#### Exercise brief:
Every line below that mentions the word "circle" should be copied out.

Extracts from a graphics dataset
:::::

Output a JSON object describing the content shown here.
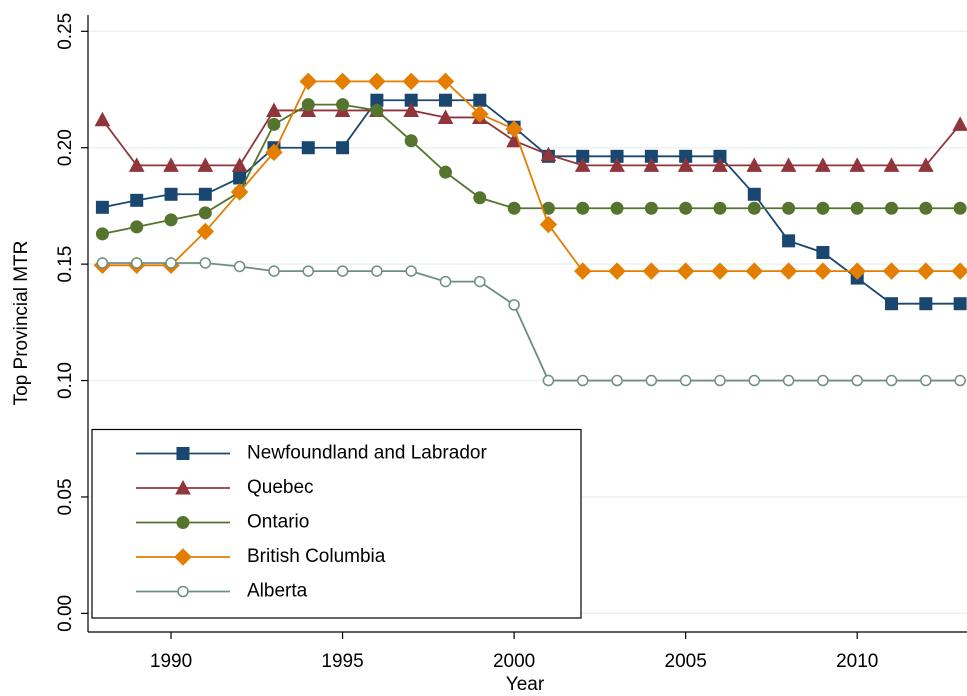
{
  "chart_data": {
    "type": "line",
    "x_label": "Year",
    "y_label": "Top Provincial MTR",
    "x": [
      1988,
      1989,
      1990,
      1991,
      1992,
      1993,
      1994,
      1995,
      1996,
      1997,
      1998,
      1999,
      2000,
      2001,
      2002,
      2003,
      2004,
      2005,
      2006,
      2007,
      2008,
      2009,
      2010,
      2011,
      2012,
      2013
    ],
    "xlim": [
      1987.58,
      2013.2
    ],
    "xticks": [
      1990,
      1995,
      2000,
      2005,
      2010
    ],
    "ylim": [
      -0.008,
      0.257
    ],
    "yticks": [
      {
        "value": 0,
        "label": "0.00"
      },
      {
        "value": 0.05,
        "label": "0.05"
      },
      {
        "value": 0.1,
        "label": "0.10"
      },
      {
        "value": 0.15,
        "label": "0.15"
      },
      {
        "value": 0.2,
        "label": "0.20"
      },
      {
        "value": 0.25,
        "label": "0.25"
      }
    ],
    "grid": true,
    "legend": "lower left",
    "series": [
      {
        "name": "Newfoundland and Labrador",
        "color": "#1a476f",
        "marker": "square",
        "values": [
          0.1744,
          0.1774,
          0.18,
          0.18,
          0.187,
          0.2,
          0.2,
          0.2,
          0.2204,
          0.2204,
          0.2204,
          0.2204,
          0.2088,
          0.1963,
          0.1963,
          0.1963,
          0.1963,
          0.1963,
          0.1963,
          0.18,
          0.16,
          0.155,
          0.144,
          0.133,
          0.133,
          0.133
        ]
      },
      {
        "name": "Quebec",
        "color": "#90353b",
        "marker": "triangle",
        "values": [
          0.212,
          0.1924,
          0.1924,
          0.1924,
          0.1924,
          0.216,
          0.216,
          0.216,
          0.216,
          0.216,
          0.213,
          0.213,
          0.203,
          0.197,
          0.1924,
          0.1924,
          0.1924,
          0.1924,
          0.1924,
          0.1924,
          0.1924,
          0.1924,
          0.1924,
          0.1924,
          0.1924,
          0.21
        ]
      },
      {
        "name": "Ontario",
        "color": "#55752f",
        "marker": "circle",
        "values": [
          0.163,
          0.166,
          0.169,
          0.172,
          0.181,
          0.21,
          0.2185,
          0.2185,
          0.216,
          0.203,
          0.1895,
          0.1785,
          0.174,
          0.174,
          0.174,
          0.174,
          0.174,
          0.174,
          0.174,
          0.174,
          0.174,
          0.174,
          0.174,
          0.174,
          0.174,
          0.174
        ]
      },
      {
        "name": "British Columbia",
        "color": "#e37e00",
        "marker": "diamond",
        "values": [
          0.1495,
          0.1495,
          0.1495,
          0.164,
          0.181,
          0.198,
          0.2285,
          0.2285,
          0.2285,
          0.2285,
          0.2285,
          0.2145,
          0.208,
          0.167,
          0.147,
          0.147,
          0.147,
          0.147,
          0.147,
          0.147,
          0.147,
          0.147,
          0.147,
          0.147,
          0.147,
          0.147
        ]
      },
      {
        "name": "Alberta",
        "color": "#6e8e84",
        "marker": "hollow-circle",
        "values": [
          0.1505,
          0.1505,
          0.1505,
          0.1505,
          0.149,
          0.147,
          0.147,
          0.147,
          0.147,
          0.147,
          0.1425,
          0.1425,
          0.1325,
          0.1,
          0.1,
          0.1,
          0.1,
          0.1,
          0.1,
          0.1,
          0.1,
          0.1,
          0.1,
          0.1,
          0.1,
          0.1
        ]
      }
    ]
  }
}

:::::

#### Task result:
        "marker": "circle",
        "marker": "hollow-circle",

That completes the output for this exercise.